What you are asked to do: Print the entire listing. Each line must match the original exactly.

Given records:
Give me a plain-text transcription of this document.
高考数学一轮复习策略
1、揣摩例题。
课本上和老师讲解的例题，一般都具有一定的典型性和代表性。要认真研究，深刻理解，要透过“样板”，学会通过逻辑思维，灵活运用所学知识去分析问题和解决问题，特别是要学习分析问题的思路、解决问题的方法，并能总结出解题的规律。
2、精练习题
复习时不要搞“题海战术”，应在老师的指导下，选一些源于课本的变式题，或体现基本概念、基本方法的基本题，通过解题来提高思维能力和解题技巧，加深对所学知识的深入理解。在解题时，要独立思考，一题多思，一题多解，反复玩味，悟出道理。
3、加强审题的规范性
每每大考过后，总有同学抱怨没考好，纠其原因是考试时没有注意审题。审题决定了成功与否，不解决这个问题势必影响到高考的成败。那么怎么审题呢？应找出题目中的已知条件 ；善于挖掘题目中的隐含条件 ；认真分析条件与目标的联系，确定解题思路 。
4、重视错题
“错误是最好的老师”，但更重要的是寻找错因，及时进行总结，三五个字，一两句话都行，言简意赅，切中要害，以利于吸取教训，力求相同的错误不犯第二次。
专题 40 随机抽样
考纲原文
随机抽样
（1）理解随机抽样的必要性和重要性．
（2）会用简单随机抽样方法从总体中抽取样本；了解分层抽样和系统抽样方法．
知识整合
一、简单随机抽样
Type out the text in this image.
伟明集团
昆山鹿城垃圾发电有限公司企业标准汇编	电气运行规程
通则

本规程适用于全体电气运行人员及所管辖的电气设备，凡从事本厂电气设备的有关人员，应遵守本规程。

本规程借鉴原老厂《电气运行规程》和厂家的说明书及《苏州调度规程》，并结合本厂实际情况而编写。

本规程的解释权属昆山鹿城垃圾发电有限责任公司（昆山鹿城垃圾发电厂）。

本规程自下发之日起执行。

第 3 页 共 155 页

Task response:
Give me a plain-text transcription of this document.
高考数学一轮复习策略
1、揣摩例题。
课本上和老师讲解的例题，一般都具有一定的典型性和代表性。要认真研究，深刻理解，要透过“样板”，学会通过逻辑思维，灵活运用所学知识去分析问题和解决问题，特别是要学习分析问题的思路、解决问题的方法，并能总结出解题的规律。
2、精练习题
复习时不要搞“题海战术”，应在老师的指导下，选一些源于课本的变式题，或体现基本概念、基本方法的基本题，通过解题来提高思维能力和解题技巧，加深对所学知识的深入理解。在解题时，要独立思考，一题多思，一题多解，反复玩味，悟出道理。
3、加强审题的规范性
每每大考过后，总有同学抱怨没考好，纠其原因是考试时没有注意审题。审题决定了成功与否，不解决这个问题势必影响到高考的成败。那么怎么审题呢？应找出题目中的已知条件 ；善于挖掘题目中的隐含条件 ；认真分析条件与目标的联系，确定解题思路 。
4、重视错题
“错误是最好的老师”，但更重要的是寻找错因，及时进行总结，三五个字，一两句话都行，言简意赅，切中要害，以利于吸取教训，力求相同的错误不犯第二次。
专题 40 随机抽样
考纲原文
随机抽样
（1）理解随机抽样的必要性和重要性．
（2）会用简单随机抽样方法从总体中抽取样本；了解分层抽样和系统抽样方法．
知识整合
一、简单随机抽样
Type out the text in this image.
伟明集团
昆山鹿城垃圾发电有限公司企业标准汇编	电气运行规程
通则

本规程适用于全体电气运行人员及所管辖的电气设备，凡从事本厂电气设备的有关人员，应遵守本规程。

本规程借鉴原老厂《电气运行规程》和厂家的说明书及《苏州调度规程》，并结合本厂实际情况而编写。

本规程的解释权属昆山鹿城垃圾发电有限责任公司（昆山鹿城垃圾发电厂）。

本规程自下发之日起执行。

第 3 页 共 155 页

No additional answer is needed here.